DESCRIPTION OF THE TASK:
Repeat each entry as written and leave the images out of the copy.

(Figure collection entries)

** BEGIN **

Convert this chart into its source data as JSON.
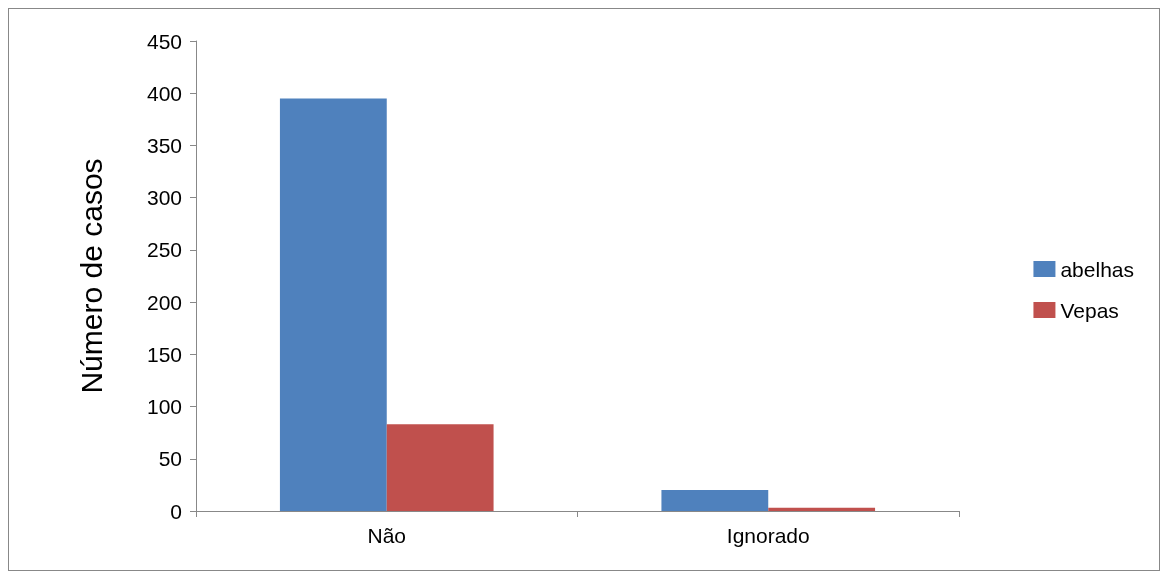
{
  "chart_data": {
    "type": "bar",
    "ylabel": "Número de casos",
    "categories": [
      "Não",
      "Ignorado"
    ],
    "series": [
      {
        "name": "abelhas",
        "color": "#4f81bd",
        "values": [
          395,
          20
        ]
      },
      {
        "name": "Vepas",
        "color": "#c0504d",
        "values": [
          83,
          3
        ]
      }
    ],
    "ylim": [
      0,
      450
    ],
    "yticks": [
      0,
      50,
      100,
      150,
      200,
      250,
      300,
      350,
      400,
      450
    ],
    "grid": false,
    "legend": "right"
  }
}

** END **

FINAL RESULT:
Convert this chart into its source data as JSON.
{
  "chart_data": {
    "type": "bar",
    "ylabel": "Número de casos",
    "categories": [
      "Não",
      "Ignorado"
    ],
    "series": [
      {
        "name": "abelhas",
        "color": "#4f81bd",
        "values": [
          395,
          20
        ]
      },
      {
        "name": "Vepas",
        "color": "#c0504d",
        "values": [
          83,
          3
        ]
      }
    ],
    "ylim": [
      0,
      450
    ],
    "yticks": [
      0,
      50,
      100,
      150,
      200,
      250,
      300,
      350,
      400,
      450
    ],
    "grid": false,
    "legend": "right"
  }
}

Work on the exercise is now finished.